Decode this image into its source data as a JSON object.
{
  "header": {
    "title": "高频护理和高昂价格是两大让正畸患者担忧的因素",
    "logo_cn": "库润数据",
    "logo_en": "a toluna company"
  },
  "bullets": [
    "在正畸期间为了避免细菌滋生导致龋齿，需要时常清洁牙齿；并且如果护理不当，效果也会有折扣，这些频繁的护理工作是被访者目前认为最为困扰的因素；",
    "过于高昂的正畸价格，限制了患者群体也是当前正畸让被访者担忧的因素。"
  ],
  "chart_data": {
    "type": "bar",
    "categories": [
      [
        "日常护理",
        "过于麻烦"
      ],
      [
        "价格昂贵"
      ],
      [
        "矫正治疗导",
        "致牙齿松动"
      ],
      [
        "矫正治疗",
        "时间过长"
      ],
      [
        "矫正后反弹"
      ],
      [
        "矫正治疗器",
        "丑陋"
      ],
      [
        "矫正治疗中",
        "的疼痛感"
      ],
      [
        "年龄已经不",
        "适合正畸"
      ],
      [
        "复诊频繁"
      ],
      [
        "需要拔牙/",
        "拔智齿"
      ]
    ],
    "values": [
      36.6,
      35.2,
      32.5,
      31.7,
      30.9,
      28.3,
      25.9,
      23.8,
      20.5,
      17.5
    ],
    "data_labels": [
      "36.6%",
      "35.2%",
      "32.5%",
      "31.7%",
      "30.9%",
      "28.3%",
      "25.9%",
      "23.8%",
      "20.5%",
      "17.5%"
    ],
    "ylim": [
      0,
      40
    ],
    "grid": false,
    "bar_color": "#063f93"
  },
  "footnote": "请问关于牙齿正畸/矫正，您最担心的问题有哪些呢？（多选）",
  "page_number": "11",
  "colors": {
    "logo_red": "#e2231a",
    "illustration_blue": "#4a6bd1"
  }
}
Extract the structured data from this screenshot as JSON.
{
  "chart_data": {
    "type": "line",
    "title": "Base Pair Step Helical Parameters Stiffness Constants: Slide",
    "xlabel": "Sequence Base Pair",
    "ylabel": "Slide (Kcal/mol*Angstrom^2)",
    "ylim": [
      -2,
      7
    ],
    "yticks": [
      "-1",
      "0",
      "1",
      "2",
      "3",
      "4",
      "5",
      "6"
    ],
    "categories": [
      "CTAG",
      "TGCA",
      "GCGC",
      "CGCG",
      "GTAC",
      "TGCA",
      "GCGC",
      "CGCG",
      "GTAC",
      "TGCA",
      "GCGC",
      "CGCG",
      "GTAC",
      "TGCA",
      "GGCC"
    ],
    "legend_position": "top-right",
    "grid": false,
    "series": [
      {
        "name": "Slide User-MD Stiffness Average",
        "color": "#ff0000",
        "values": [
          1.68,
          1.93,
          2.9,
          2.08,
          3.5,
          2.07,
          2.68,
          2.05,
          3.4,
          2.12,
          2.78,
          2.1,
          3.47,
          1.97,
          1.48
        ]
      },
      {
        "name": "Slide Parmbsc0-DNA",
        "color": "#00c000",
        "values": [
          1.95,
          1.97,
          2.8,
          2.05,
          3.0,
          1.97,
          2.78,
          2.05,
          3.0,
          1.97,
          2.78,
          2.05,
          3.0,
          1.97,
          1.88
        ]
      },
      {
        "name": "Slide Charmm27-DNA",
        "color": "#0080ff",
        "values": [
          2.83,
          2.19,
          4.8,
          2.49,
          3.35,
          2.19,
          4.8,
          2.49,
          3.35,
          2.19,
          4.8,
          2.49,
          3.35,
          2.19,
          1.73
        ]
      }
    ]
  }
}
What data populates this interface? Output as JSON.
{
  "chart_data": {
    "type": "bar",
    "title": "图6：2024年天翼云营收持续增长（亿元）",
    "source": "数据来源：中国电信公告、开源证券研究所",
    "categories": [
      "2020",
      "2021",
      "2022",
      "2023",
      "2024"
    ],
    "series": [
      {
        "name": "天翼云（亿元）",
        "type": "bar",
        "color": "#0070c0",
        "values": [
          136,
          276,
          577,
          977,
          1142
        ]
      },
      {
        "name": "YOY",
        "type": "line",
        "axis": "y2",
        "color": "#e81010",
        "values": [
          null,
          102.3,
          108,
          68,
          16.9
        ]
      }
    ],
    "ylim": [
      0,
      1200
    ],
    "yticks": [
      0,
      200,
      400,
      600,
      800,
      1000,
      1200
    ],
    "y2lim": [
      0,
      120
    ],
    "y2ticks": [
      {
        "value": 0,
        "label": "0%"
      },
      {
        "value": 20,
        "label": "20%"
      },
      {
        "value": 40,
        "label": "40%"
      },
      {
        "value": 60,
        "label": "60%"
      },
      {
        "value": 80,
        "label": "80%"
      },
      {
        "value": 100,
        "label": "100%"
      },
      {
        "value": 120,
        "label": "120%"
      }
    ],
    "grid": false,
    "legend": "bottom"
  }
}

§ **Written exercise**:
Take the records above and return them exactly as written.

§ **Output for this exercise**:
Decode this image into its source data as a JSON object.
{
  "header": {
    "title": "高频护理和高昂价格是两大让正畸患者担忧的因素",
    "logo_cn": "库润数据",
    "logo_en": "a toluna company"
  },
  "bullets": [
    "在正畸期间为了避免细菌滋生导致龋齿，需要时常清洁牙齿；并且如果护理不当，效果也会有折扣，这些频繁的护理工作是被访者目前认为最为困扰的因素；",
    "过于高昂的正畸价格，限制了患者群体也是当前正畸让被访者担忧的因素。"
  ],
  "chart_data": {
    "type": "bar",
    "categories": [
      [
        "日常护理",
        "过于麻烦"
      ],
      [
        "价格昂贵"
      ],
      [
        "矫正治疗导",
        "致牙齿松动"
      ],
      [
        "矫正治疗",
        "时间过长"
      ],
      [
        "矫正后反弹"
      ],
      [
        "矫正治疗器",
        "丑陋"
      ],
      [
        "矫正治疗中",
        "的疼痛感"
      ],
      [
        "年龄已经不",
        "适合正畸"
      ],
      [
        "复诊频繁"
      ],
      [
        "需要拔牙/",
        "拔智齿"
      ]
    ],
    "values": [
      36.6,
      35.2,
      32.5,
      31.7,
      30.9,
      28.3,
      25.9,
      23.8,
      20.5,
      17.5
    ],
    "data_labels": [
      "36.6%",
      "35.2%",
      "32.5%",
      "31.7%",
      "30.9%",
      "28.3%",
      "25.9%",
      "23.8%",
      "20.5%",
      "17.5%"
    ],
    "ylim": [
      0,
      40
    ],
    "grid": false,
    "bar_color": "#063f93"
  },
  "footnote": "请问关于牙齿正畸/矫正，您最担心的问题有哪些呢？（多选）",
  "page_number": "11",
  "colors": {
    "logo_red": "#e2231a",
    "illustration_blue": "#4a6bd1"
  }
}
Extract the structured data from this screenshot as JSON.
{
  "chart_data": {
    "type": "line",
    "title": "Base Pair Step Helical Parameters Stiffness Constants: Slide",
    "xlabel": "Sequence Base Pair",
    "ylabel": "Slide (Kcal/mol*Angstrom^2)",
    "ylim": [
      -2,
      7
    ],
    "yticks": [
      "-1",
      "0",
      "1",
      "2",
      "3",
      "4",
      "5",
      "6"
    ],
    "categories": [
      "CTAG",
      "TGCA",
      "GCGC",
      "CGCG",
      "GTAC",
      "TGCA",
      "GCGC",
      "CGCG",
      "GTAC",
      "TGCA",
      "GCGC",
      "CGCG",
      "GTAC",
      "TGCA",
      "GGCC"
    ],
    "legend_position": "top-right",
    "grid": false,
    "series": [
      {
        "name": "Slide User-MD Stiffness Average",
        "color": "#ff0000",
        "values": [
          1.68,
          1.93,
          2.9,
          2.08,
          3.5,
          2.07,
          2.68,
          2.05,
          3.4,
          2.12,
          2.78,
          2.1,
          3.47,
          1.97,
          1.48
        ]
      },
      {
        "name": "Slide Parmbsc0-DNA",
        "color": "#00c000",
        "values": [
          1.95,
          1.97,
          2.8,
          2.05,
          3.0,
          1.97,
          2.78,
          2.05,
          3.0,
          1.97,
          2.78,
          2.05,
          3.0,
          1.97,
          1.88
        ]
      },
      {
        "name": "Slide Charmm27-DNA",
        "color": "#0080ff",
        "values": [
          2.83,
          2.19,
          4.8,
          2.49,
          3.35,
          2.19,
          4.8,
          2.49,
          3.35,
          2.19,
          4.8,
          2.49,
          3.35,
          2.19,
          1.73
        ]
      }
    ]
  }
}
What data populates this interface? Output as JSON.
{
  "chart_data": {
    "type": "bar",
    "title": "图6：2024年天翼云营收持续增长（亿元）",
    "source": "数据来源：中国电信公告、开源证券研究所",
    "categories": [
      "2020",
      "2021",
      "2022",
      "2023",
      "2024"
    ],
    "series": [
      {
        "name": "天翼云（亿元）",
        "type": "bar",
        "color": "#0070c0",
        "values": [
          136,
          276,
          577,
          977,
          1142
        ]
      },
      {
        "name": "YOY",
        "type": "line",
        "axis": "y2",
        "color": "#e81010",
        "values": [
          null,
          102.3,
          108,
          68,
          16.9
        ]
      }
    ],
    "ylim": [
      0,
      1200
    ],
    "yticks": [
      0,
      200,
      400,
      600,
      800,
      1000,
      1200
    ],
    "y2lim": [
      0,
      120
    ],
    "y2ticks": [
      {
        "value": 0,
        "label": "0%"
      },
      {
        "value": 20,
        "label": "20%"
      },
      {
        "value": 40,
        "label": "40%"
      },
      {
        "value": 60,
        "label": "60%"
      },
      {
        "value": 80,
        "label": "80%"
      },
      {
        "value": 100,
        "label": "100%"
      },
      {
        "value": 120,
        "label": "120%"
      }
    ],
    "grid": false,
    "legend": "bottom"
  }
}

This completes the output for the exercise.